**PROBLEM TO WORK ON**
Of the lines below, how many hold the string "guidance"? Give only the number.

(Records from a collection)

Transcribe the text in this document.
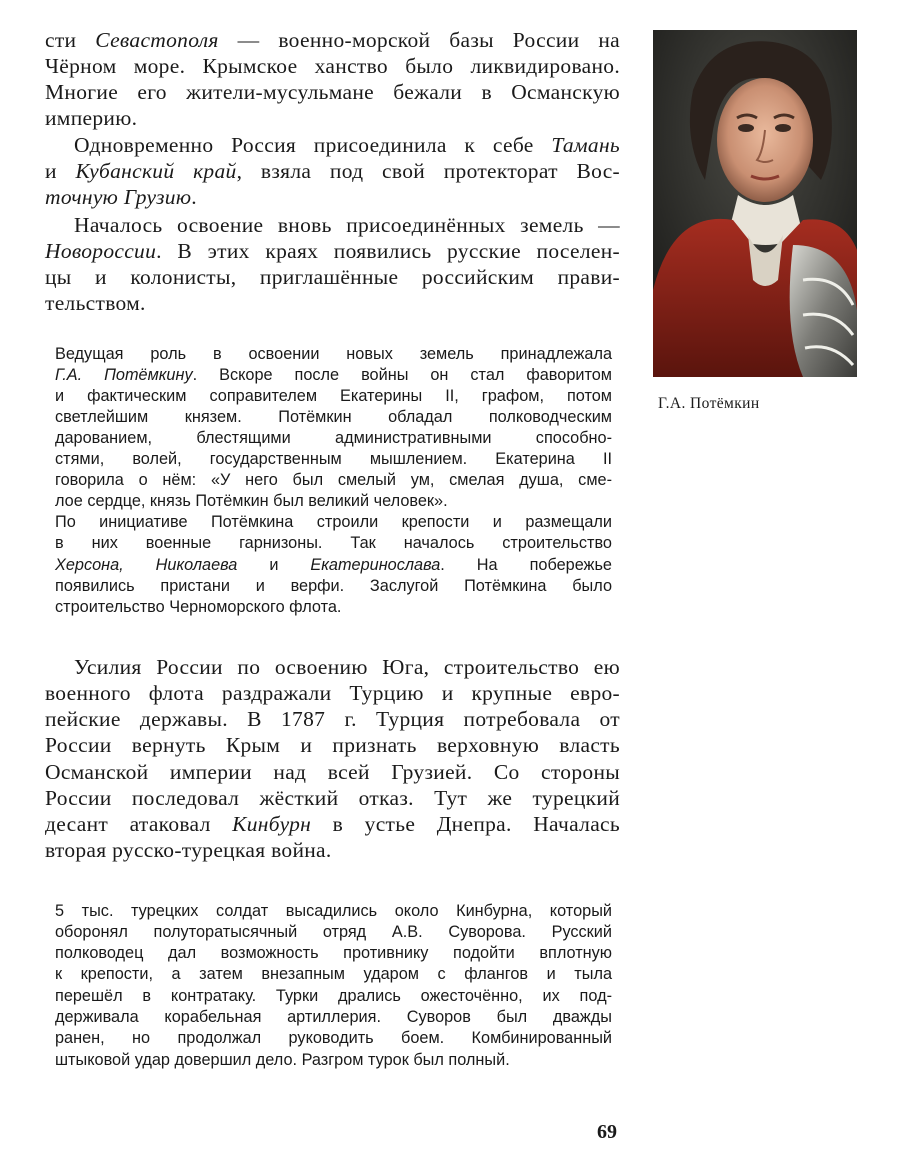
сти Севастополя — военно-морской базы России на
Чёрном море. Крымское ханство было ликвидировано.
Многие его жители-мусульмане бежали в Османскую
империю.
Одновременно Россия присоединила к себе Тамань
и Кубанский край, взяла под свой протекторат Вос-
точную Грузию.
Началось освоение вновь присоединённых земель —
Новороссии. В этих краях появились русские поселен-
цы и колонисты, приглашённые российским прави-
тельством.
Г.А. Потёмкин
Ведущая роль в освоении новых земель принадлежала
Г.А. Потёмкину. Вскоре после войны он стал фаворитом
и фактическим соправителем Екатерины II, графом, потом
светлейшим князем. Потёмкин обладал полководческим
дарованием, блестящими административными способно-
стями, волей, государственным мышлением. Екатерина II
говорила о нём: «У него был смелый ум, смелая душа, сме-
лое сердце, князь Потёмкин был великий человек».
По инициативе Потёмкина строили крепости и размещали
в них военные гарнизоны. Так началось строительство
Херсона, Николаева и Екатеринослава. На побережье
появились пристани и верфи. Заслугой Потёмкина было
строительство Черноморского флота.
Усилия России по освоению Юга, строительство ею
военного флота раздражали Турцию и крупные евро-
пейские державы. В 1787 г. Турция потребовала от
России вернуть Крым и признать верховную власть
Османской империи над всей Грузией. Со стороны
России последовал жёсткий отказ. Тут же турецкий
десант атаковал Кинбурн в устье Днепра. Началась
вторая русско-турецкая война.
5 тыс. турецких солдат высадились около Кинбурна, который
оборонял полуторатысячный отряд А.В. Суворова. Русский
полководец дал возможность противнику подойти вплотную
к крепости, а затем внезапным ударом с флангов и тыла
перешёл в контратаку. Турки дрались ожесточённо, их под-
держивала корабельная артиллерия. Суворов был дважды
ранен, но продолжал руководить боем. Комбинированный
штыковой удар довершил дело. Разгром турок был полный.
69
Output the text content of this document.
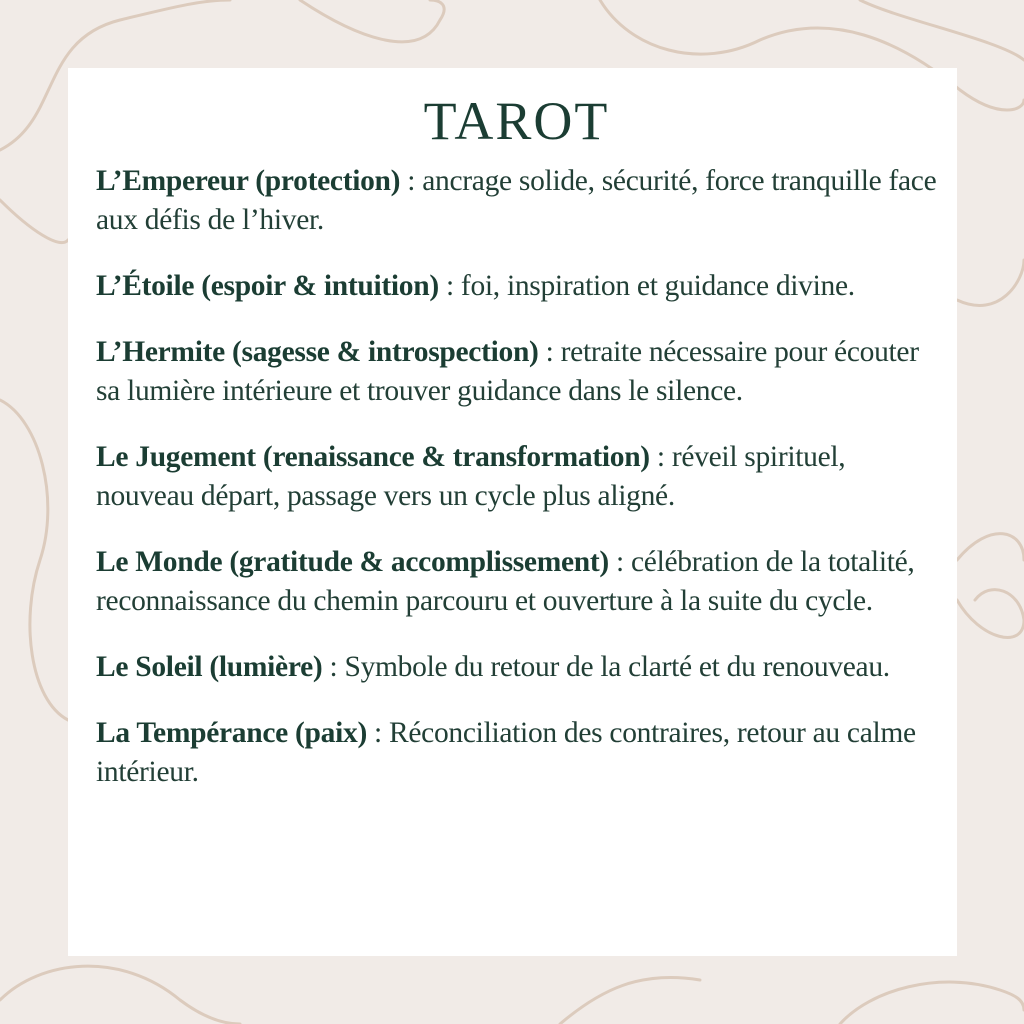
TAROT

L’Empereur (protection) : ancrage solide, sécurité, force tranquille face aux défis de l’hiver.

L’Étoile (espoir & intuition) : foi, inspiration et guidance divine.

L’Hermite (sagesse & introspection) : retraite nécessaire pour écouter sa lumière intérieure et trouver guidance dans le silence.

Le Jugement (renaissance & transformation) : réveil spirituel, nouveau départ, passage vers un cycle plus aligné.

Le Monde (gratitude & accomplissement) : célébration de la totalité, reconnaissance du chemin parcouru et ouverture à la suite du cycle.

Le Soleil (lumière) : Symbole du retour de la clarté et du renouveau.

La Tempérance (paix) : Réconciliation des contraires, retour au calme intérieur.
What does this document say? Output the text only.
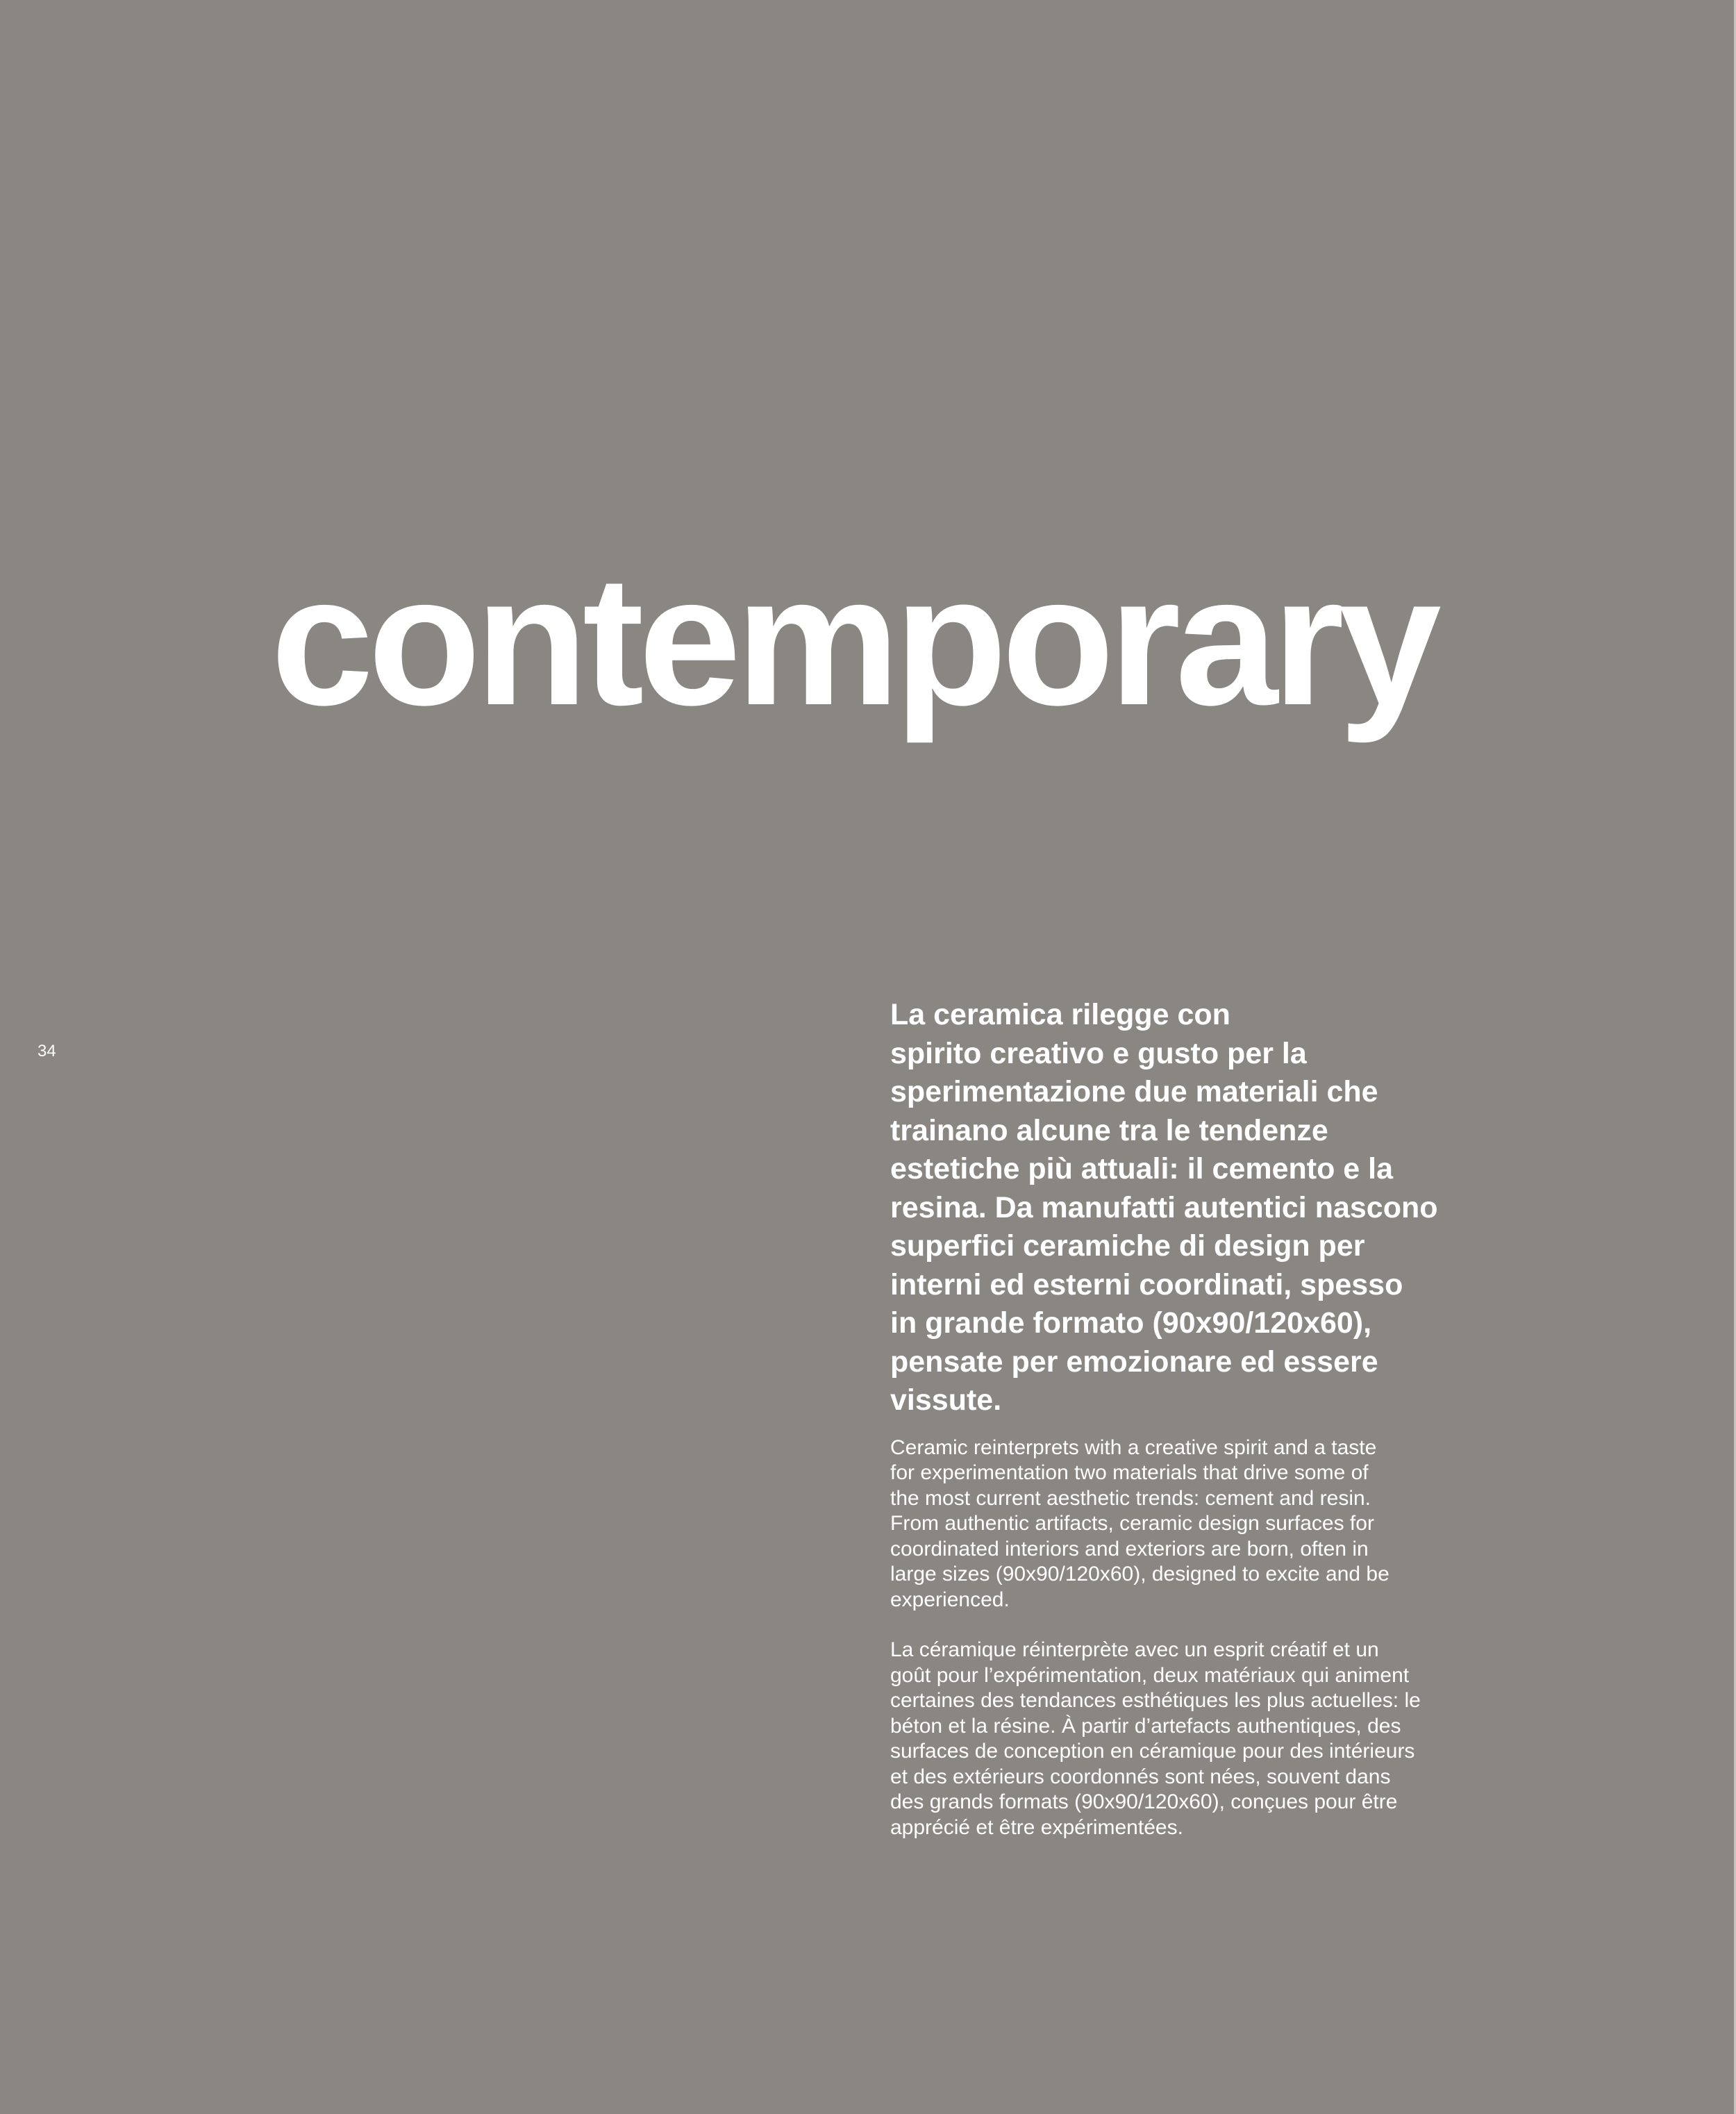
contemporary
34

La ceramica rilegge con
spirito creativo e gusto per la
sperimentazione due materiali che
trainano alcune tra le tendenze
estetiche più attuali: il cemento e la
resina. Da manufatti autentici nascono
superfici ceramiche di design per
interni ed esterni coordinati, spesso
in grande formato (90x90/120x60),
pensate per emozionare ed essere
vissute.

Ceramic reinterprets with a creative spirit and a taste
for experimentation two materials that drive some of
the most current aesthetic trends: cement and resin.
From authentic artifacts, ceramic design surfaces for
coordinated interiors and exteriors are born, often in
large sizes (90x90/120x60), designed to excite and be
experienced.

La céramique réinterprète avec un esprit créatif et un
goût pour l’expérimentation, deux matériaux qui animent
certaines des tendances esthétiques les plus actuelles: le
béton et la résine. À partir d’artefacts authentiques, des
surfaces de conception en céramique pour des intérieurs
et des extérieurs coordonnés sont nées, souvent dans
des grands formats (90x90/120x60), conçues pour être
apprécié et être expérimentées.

**RESULT OF THE TASK**
2